Items from a data source =
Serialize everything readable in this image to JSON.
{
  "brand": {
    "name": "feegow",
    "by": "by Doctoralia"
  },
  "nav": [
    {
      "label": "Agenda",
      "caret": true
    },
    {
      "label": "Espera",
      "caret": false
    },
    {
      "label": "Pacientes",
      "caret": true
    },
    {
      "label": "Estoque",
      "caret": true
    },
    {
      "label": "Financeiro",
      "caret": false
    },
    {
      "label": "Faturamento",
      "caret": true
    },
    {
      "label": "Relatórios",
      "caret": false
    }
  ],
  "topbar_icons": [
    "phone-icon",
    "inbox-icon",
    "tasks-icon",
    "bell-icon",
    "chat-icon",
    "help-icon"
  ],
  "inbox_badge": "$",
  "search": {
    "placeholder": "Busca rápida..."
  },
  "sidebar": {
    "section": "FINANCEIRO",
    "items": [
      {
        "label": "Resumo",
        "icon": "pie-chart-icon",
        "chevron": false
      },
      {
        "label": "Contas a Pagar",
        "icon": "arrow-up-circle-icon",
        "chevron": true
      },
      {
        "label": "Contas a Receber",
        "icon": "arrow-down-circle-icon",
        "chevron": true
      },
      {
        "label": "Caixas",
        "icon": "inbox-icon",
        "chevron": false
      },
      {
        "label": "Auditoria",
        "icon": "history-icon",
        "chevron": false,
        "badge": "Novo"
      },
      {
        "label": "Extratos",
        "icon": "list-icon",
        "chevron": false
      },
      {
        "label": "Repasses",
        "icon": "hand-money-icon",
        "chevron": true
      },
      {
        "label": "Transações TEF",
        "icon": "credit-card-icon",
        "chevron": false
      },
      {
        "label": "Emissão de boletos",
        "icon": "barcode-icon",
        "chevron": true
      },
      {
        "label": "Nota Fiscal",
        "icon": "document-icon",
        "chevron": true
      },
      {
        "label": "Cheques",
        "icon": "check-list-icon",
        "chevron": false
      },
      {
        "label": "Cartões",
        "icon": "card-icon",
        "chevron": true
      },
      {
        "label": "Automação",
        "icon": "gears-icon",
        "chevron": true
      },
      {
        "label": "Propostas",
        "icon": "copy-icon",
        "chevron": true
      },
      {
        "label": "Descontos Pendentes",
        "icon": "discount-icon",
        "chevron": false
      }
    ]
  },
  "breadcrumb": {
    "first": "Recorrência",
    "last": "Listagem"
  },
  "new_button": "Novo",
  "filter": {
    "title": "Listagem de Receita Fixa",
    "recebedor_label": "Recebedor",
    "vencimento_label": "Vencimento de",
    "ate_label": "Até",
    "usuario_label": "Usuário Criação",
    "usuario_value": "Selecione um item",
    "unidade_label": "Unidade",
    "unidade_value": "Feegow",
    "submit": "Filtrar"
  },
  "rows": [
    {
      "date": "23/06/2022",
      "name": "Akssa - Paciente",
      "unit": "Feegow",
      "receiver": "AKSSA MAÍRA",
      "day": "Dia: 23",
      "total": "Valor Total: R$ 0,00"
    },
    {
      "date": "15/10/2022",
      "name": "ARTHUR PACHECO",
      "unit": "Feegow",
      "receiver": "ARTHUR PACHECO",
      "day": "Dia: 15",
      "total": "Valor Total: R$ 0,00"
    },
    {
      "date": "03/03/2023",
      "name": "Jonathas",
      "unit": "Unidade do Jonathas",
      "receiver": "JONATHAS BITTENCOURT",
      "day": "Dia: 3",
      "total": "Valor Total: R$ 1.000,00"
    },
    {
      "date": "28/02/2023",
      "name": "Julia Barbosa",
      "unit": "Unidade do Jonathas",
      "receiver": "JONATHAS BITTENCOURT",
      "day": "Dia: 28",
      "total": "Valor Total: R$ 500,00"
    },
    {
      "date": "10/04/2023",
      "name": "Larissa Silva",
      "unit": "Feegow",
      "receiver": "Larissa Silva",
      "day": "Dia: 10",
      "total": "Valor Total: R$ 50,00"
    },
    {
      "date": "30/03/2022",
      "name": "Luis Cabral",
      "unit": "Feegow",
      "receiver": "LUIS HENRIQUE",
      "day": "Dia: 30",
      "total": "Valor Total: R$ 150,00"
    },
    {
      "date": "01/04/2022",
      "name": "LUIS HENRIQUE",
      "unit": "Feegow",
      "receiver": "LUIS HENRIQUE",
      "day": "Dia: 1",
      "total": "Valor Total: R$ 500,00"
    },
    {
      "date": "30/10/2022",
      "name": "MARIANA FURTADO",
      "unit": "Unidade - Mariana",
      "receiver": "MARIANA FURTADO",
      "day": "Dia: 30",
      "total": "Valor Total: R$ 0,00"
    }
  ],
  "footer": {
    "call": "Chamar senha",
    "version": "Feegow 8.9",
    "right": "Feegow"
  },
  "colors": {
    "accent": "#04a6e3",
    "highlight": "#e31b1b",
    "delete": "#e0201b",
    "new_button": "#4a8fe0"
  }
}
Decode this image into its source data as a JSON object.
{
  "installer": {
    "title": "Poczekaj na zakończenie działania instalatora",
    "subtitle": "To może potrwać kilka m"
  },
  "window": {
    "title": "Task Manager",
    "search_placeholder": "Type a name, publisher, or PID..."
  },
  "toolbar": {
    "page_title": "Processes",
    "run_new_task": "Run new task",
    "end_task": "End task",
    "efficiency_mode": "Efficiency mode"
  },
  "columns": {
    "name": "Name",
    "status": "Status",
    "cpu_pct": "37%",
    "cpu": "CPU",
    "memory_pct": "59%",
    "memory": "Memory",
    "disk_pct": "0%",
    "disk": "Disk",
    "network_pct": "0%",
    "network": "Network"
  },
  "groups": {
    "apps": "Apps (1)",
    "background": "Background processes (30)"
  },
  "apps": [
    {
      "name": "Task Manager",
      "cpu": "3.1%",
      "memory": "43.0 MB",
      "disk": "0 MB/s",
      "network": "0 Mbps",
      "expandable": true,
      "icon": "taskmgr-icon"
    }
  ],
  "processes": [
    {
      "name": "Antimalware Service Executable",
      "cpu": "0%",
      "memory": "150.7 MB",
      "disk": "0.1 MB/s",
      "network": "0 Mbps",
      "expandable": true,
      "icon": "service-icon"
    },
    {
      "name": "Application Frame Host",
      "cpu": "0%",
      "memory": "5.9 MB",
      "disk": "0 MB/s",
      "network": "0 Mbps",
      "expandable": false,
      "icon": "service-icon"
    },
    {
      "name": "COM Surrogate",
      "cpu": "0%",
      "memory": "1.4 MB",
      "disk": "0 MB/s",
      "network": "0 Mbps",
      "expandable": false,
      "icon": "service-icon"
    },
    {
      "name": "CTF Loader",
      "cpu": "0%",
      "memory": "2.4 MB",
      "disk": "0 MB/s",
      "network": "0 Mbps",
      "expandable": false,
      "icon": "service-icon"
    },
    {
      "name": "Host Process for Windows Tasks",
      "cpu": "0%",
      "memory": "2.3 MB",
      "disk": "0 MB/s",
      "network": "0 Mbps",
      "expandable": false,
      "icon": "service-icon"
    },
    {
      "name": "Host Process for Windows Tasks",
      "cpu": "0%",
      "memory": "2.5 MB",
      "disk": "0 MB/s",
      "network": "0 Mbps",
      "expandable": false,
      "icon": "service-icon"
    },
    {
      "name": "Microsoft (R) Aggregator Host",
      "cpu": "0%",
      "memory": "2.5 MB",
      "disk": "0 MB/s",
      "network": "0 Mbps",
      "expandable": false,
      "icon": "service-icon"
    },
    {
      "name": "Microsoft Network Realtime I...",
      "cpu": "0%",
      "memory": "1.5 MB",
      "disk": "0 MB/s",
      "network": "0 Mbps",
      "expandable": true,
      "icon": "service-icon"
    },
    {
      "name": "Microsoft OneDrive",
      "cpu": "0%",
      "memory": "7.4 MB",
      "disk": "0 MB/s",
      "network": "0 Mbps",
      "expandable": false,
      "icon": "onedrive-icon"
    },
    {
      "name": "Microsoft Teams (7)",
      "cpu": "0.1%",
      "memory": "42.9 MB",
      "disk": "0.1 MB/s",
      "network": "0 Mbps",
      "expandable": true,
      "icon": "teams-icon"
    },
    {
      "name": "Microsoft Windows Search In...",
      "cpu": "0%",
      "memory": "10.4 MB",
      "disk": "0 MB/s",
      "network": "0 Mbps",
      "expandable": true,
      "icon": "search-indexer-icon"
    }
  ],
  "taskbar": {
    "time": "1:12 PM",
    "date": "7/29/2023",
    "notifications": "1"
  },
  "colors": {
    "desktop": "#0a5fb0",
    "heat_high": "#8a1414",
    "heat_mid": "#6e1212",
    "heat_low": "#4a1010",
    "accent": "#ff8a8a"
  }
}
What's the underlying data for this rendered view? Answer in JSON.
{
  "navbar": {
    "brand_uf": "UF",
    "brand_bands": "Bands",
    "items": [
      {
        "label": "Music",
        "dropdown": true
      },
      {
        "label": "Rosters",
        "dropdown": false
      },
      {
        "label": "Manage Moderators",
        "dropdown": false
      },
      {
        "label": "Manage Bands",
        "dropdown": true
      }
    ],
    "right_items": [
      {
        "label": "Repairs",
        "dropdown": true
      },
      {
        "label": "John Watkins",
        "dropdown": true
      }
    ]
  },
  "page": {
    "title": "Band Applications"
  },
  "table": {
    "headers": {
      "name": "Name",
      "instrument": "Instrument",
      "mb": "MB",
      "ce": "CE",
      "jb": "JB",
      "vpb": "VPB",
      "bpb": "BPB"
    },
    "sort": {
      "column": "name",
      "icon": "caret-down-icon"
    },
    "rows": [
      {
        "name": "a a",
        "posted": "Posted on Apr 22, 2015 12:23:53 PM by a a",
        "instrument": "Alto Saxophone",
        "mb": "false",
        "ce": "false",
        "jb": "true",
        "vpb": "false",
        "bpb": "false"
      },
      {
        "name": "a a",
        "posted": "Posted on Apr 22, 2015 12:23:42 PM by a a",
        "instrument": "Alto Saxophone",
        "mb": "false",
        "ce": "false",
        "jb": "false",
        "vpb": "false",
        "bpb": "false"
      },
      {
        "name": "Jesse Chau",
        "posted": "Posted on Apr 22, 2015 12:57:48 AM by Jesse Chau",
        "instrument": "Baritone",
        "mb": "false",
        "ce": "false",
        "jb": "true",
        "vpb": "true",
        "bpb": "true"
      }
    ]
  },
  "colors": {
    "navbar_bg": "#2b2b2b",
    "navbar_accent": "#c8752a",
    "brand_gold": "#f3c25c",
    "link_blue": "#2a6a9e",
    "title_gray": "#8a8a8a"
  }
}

TASK STATEMENT =
Output, unchanged, the lines from the line with "What's the underlying" through the final line of the material.

WORKED ANSWER =
What's the underlying data for this rendered view? Answer in JSON.
{
  "navbar": {
    "brand_uf": "UF",
    "brand_bands": "Bands",
    "items": [
      {
        "label": "Music",
        "dropdown": true
      },
      {
        "label": "Rosters",
        "dropdown": false
      },
      {
        "label": "Manage Moderators",
        "dropdown": false
      },
      {
        "label": "Manage Bands",
        "dropdown": true
      }
    ],
    "right_items": [
      {
        "label": "Repairs",
        "dropdown": true
      },
      {
        "label": "John Watkins",
        "dropdown": true
      }
    ]
  },
  "page": {
    "title": "Band Applications"
  },
  "table": {
    "headers": {
      "name": "Name",
      "instrument": "Instrument",
      "mb": "MB",
      "ce": "CE",
      "jb": "JB",
      "vpb": "VPB",
      "bpb": "BPB"
    },
    "sort": {
      "column": "name",
      "icon": "caret-down-icon"
    },
    "rows": [
      {
        "name": "a a",
        "posted": "Posted on Apr 22, 2015 12:23:53 PM by a a",
        "instrument": "Alto Saxophone",
        "mb": "false",
        "ce": "false",
        "jb": "true",
        "vpb": "false",
        "bpb": "false"
      },
      {
        "name": "a a",
        "posted": "Posted on Apr 22, 2015 12:23:42 PM by a a",
        "instrument": "Alto Saxophone",
        "mb": "false",
        "ce": "false",
        "jb": "false",
        "vpb": "false",
        "bpb": "false"
      },
      {
        "name": "Jesse Chau",
        "posted": "Posted on Apr 22, 2015 12:57:48 AM by Jesse Chau",
        "instrument": "Baritone",
        "mb": "false",
        "ce": "false",
        "jb": "true",
        "vpb": "true",
        "bpb": "true"
      }
    ]
  },
  "colors": {
    "navbar_bg": "#2b2b2b",
    "navbar_accent": "#c8752a",
    "brand_gold": "#f3c25c",
    "link_blue": "#2a6a9e",
    "title_gray": "#8a8a8a"
  }
}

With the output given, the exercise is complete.